** START OF Data excerpts **

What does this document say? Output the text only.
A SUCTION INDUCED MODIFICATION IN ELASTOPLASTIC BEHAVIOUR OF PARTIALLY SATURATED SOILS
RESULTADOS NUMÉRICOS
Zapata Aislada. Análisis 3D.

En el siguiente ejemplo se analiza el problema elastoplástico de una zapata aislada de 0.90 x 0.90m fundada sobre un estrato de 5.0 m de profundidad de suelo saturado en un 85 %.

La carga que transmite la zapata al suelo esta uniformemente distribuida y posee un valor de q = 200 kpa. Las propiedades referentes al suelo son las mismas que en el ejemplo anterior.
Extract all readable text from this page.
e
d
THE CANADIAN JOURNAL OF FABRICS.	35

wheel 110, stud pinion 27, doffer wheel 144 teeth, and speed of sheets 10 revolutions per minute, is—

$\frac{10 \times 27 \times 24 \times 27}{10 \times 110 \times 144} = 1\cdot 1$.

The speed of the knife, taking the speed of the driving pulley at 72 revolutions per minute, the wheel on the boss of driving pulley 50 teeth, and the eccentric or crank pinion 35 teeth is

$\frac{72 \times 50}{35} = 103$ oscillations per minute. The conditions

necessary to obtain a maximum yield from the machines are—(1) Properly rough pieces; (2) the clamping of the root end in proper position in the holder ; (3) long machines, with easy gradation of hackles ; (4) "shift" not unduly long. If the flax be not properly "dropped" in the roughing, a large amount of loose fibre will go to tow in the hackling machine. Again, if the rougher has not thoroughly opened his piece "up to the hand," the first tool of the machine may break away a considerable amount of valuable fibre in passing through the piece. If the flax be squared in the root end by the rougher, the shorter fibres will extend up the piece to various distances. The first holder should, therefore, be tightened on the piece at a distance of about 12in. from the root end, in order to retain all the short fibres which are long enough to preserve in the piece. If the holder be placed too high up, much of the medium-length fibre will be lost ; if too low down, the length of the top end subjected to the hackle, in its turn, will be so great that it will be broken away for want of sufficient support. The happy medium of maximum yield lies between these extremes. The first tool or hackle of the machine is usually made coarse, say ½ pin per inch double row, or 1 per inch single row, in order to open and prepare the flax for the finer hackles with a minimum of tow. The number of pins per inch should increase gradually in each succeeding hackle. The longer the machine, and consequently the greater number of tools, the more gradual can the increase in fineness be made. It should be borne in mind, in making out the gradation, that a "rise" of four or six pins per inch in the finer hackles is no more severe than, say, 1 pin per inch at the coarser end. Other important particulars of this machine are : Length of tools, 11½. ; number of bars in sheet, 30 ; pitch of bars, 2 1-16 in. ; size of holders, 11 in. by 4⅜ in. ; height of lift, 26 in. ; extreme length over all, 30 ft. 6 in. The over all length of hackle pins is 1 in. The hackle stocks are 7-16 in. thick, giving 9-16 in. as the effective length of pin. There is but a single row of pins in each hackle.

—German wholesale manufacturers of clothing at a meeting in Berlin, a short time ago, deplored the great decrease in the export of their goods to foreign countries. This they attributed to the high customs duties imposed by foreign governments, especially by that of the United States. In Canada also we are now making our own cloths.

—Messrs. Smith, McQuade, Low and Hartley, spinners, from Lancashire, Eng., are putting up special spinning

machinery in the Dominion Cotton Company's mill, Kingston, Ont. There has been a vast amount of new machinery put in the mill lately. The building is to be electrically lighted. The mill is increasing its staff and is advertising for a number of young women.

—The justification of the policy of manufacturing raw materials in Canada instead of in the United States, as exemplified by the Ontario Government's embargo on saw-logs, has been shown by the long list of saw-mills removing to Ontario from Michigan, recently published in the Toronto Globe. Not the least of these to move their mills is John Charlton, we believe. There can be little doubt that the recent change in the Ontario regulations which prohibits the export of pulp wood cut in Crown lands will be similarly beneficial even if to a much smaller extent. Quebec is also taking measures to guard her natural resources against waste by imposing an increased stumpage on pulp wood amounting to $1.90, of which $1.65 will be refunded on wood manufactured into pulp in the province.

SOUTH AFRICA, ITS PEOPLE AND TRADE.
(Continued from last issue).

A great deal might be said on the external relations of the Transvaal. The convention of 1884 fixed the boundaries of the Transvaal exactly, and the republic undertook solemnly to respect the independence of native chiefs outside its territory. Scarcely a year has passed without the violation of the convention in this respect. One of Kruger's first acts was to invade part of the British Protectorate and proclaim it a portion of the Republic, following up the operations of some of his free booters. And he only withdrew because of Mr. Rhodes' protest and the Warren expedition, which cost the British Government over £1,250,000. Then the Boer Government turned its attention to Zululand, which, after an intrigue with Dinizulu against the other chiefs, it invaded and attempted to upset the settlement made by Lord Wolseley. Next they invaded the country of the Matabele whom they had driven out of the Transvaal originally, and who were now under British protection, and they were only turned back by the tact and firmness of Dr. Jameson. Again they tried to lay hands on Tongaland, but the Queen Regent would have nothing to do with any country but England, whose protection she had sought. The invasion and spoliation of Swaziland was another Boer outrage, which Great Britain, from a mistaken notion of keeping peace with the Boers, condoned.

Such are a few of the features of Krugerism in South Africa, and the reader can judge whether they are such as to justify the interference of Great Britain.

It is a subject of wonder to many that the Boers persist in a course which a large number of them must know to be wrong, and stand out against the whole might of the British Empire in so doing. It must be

** END OF Data excerpts **

→ Short problem: Look through the material and copy each line that has "revolutions".

→ Result of this exercise:
wheel 110, stud pinion 27, doffer wheel 144 teeth, and speed of sheets 10 revolutions per minute, is—
The speed of the knife, taking the speed of the driving pulley at 72 revolutions per minute, the wheel on the boss of driving pulley 50 teeth, and the eccentric or crank pinion 35 teeth is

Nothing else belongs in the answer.